— THE TASK —
Print every one of the lines below without changing a single character.

==== PROVIDED RECORDS ====

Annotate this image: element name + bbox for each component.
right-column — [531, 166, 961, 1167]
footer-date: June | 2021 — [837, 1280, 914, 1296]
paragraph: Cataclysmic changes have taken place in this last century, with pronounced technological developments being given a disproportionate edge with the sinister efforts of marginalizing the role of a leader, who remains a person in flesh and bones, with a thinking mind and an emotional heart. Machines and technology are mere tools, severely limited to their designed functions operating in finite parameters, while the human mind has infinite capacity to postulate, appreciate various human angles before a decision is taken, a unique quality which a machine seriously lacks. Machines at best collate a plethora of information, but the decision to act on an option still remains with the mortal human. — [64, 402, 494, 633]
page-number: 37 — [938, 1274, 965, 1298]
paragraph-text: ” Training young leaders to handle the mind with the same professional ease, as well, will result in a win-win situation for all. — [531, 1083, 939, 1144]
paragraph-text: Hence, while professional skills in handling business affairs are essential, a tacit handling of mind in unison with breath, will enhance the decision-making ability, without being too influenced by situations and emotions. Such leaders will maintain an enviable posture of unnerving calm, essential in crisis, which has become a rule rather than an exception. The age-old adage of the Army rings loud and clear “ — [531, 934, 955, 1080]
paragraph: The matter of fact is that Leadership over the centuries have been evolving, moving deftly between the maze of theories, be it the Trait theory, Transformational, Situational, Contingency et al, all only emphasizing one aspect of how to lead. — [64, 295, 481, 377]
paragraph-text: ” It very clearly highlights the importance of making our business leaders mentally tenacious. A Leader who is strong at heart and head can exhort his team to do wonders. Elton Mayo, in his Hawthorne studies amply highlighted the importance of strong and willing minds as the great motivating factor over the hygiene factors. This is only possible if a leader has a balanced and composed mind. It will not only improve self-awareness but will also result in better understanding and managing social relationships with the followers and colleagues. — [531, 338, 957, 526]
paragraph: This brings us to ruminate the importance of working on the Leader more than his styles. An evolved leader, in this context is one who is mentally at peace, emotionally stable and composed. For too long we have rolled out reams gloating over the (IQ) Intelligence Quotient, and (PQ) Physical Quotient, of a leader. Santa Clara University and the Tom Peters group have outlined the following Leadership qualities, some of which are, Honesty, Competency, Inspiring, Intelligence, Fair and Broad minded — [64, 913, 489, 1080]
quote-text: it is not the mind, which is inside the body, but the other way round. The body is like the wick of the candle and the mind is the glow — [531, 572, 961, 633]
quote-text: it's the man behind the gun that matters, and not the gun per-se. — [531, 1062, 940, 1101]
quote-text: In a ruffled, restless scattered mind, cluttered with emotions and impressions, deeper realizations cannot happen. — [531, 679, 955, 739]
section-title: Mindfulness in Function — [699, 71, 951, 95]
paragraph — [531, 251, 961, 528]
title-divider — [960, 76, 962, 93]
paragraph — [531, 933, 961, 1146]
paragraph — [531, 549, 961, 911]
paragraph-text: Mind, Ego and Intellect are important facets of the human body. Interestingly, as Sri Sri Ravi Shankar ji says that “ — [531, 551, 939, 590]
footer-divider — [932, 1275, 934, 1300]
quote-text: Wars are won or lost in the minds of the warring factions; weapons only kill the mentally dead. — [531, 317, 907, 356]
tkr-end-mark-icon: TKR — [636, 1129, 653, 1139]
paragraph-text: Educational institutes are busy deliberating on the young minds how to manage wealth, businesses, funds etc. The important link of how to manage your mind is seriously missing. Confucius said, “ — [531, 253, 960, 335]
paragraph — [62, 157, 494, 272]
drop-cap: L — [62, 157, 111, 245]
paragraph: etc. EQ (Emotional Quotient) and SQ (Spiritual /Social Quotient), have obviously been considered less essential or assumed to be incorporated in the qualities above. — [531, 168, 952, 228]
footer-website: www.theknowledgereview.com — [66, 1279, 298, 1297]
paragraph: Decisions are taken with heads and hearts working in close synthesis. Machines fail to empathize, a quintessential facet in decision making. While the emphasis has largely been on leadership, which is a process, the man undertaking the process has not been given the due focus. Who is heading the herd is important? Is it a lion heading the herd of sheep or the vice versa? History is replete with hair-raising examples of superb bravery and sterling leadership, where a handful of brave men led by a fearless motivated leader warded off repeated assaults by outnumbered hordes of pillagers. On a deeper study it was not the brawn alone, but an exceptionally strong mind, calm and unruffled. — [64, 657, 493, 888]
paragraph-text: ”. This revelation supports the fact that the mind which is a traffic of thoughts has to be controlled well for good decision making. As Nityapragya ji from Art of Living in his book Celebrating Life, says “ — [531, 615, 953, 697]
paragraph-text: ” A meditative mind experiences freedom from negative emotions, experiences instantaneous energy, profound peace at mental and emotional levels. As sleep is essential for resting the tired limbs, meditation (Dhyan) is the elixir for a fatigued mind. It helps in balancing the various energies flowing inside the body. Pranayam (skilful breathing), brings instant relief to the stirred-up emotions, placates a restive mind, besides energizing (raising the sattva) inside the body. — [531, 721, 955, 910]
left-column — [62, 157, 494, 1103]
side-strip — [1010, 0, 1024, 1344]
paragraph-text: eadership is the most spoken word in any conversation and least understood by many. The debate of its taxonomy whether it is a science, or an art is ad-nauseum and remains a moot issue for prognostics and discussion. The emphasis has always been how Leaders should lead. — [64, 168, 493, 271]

====

— RESPONSE TO THIS TASK —
Annotate this image: element name + bbox for each component.
right-column — [531, 166, 961, 1167]
footer-date: June | 2021 — [837, 1280, 914, 1296]
paragraph: Cataclysmic changes have taken place in this last century, with pronounced technological developments being given a disproportionate edge with the sinister efforts of marginalizing the role of a leader, who remains a person in flesh and bones, with a thinking mind and an emotional heart. Machines and technology are mere tools, severely limited to their designed functions operating in finite parameters, while the human mind has infinite capacity to postulate, appreciate various human angles before a decision is taken, a unique quality which a machine seriously lacks. Machines at best collate a plethora of information, but the decision to act on an option still remains with the mortal human. — [64, 402, 494, 633]
page-number: 37 — [938, 1274, 965, 1298]
paragraph-text: ” Training young leaders to handle the mind with the same professional ease, as well, will result in a win-win situation for all. — [531, 1083, 939, 1144]
paragraph-text: Hence, while professional skills in handling business affairs are essential, a tacit handling of mind in unison with breath, will enhance the decision-making ability, without being too influenced by situations and emotions. Such leaders will maintain an enviable posture of unnerving calm, essential in crisis, which has become a rule rather than an exception. The age-old adage of the Army rings loud and clear “ — [531, 934, 955, 1080]
paragraph: The matter of fact is that Leadership over the centuries have been evolving, moving deftly between the maze of theories, be it the Trait theory, Transformational, Situational, Contingency et al, all only emphasizing one aspect of how to lead. — [64, 295, 481, 377]
paragraph-text: ” It very clearly highlights the importance of making our business leaders mentally tenacious. A Leader who is strong at heart and head can exhort his team to do wonders. Elton Mayo, in his Hawthorne studies amply highlighted the importance of strong and willing minds as the great motivating factor over the hygiene factors. This is only possible if a leader has a balanced and composed mind. It will not only improve self-awareness but will also result in better understanding and managing social relationships with the followers and colleagues. — [531, 338, 957, 526]
paragraph: This brings us to ruminate the importance of working on the Leader more than his styles. An evolved leader, in this context is one who is mentally at peace, emotionally stable and composed. For too long we have rolled out reams gloating over the (IQ) Intelligence Quotient, and (PQ) Physical Quotient, of a leader. Santa Clara University and the Tom Peters group have outlined the following Leadership qualities, some of which are, Honesty, Competency, Inspiring, Intelligence, Fair and Broad minded — [64, 913, 489, 1080]
quote-text: it is not the mind, which is inside the body, but the other way round. The body is like the wick of the candle and the mind is the glow — [531, 572, 961, 633]
quote-text: it's the man behind the gun that matters, and not the gun per-se. — [531, 1062, 940, 1101]
quote-text: In a ruffled, restless scattered mind, cluttered with emotions and impressions, deeper realizations cannot happen. — [531, 679, 955, 739]
section-title: Mindfulness in Function — [699, 71, 951, 95]
paragraph — [531, 251, 961, 528]
title-divider — [960, 76, 962, 93]
paragraph — [531, 933, 961, 1146]
paragraph — [531, 549, 961, 911]
paragraph-text: Mind, Ego and Intellect are important facets of the human body. Interestingly, as Sri Sri Ravi Shankar ji says that “ — [531, 551, 939, 590]
footer-divider — [932, 1275, 934, 1300]
quote-text: Wars are won or lost in the minds of the warring factions; weapons only kill the mentally dead. — [531, 317, 907, 356]
tkr-end-mark-icon: TKR — [636, 1129, 653, 1139]
paragraph-text: Educational institutes are busy deliberating on the young minds how to manage wealth, businesses, funds etc. The important link of how to manage your mind is seriously missing. Confucius said, “ — [531, 253, 960, 335]
paragraph — [62, 157, 494, 272]
drop-cap: L — [62, 157, 111, 245]
paragraph: etc. EQ (Emotional Quotient) and SQ (Spiritual /Social Quotient), have obviously been considered less essential or assumed to be incorporated in the qualities above. — [531, 168, 952, 228]
footer-website: www.theknowledgereview.com — [66, 1279, 298, 1297]
paragraph: Decisions are taken with heads and hearts working in close synthesis. Machines fail to empathize, a quintessential facet in decision making. While the emphasis has largely been on leadership, which is a process, the man undertaking the process has not been given the due focus. Who is heading the herd is important? Is it a lion heading the herd of sheep or the vice versa? History is replete with hair-raising examples of superb bravery and sterling leadership, where a handful of brave men led by a fearless motivated leader warded off repeated assaults by outnumbered hordes of pillagers. On a deeper study it was not the brawn alone, but an exceptionally strong mind, calm and unruffled. — [64, 657, 493, 888]
paragraph-text: ”. This revelation supports the fact that the mind which is a traffic of thoughts has to be controlled well for good decision making. As Nityapragya ji from Art of Living in his book Celebrating Life, says “ — [531, 615, 953, 697]
paragraph-text: ” A meditative mind experiences freedom from negative emotions, experiences instantaneous energy, profound peace at mental and emotional levels. As sleep is essential for resting the tired limbs, meditation (Dhyan) is the elixir for a fatigued mind. It helps in balancing the various energies flowing inside the body. Pranayam (skilful breathing), brings instant relief to the stirred-up emotions, placates a restive mind, besides energizing (raising the sattva) inside the body. — [531, 721, 955, 910]
left-column — [62, 157, 494, 1103]
side-strip — [1010, 0, 1024, 1344]
paragraph-text: eadership is the most spoken word in any conversation and least understood by many. The debate of its taxonomy whether it is a science, or an art is ad-nauseum and remains a moot issue for prognostics and discussion. The emphasis has always been how Leaders should lead. — [64, 168, 493, 271]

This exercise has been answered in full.